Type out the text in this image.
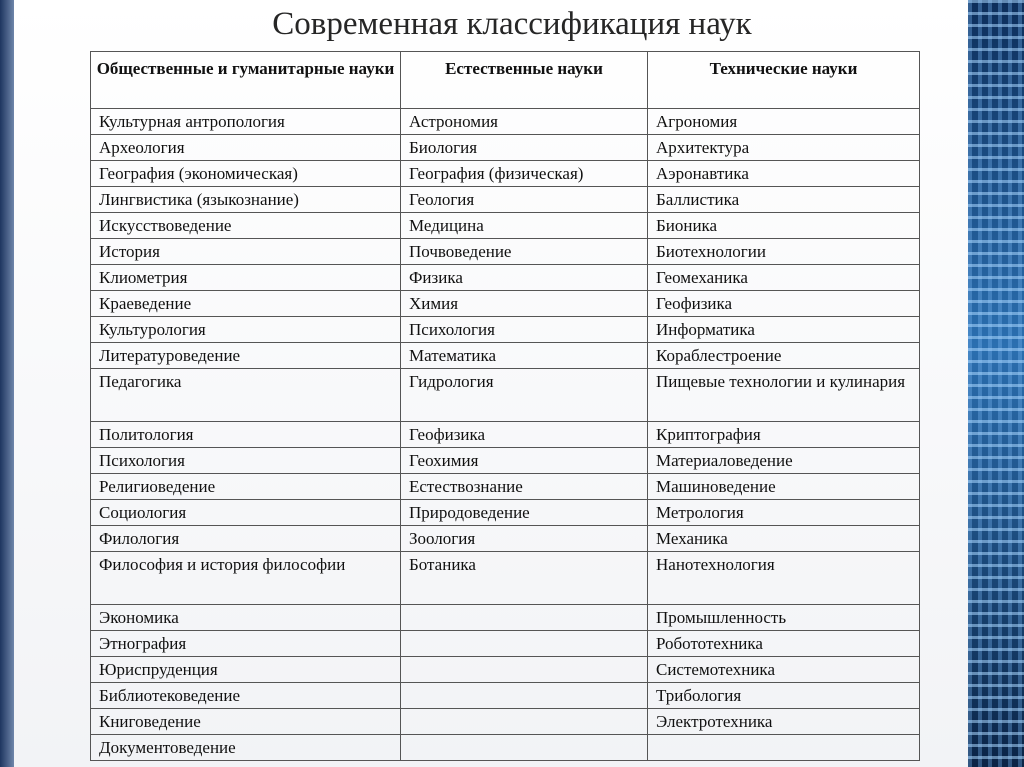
Современная классификация наук
Общественные и гуманитарные науки	Естественные науки	Технические науки
Культурная антропология	Астрономия	Агрономия
Археология	Биология	Архитектура
География (экономическая)	География (физическая)	Аэронавтика
Лингвистика (языкознание)	Геология	Баллистика
Искусствоведение	Медицина	Бионика
История	Почвоведение	Биотехнологии
Клиометрия	Физика	Геомеханика
Краеведение	Химия	Геофизика
Культурология	Психология	Информатика
Литературоведение	Математика	Кораблестроение
Педагогика	Гидрология	Пищевые технологии и кулинария
Политология	Геофизика	Криптография
Психология	Геохимия	Материаловедение
Религиоведение	Естествознание	Машиноведение
Социология	Природоведение	Метрология
Филология	Зоология	Механика
Философия и история философии	Ботаника	Нанотехнология
Экономика		Промышленность
Этнография		Робототехника
Юриспруденция		Системотехника
Библиотековедение		Трибология
Книговедение		Электротехника
Документоведение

________________________

What is expected>
Print the whole listing above once more, word for word, without its pictures.

Result of the task>
Type out the text in this image.
Современная классификация наук
Общественные и гуманитарные науки	Естественные науки	Технические науки
Культурная антропология	Астрономия	Агрономия
Археология	Биология	Архитектура
География (экономическая)	География (физическая)	Аэронавтика
Лингвистика (языкознание)	Геология	Баллистика
Искусствоведение	Медицина	Бионика
История	Почвоведение	Биотехнологии
Клиометрия	Физика	Геомеханика
Краеведение	Химия	Геофизика
Культурология	Психология	Информатика
Литературоведение	Математика	Кораблестроение
Педагогика	Гидрология	Пищевые технологии и кулинария
Политология	Геофизика	Криптография
Психология	Геохимия	Материаловедение
Религиоведение	Естествознание	Машиноведение
Социология	Природоведение	Метрология
Филология	Зоология	Механика
Философия и история философии	Ботаника	Нанотехнология
Экономика		Промышленность
Этнография		Робототехника
Юриспруденция		Системотехника
Библиотековедение		Трибология
Книговедение		Электротехника
Документоведение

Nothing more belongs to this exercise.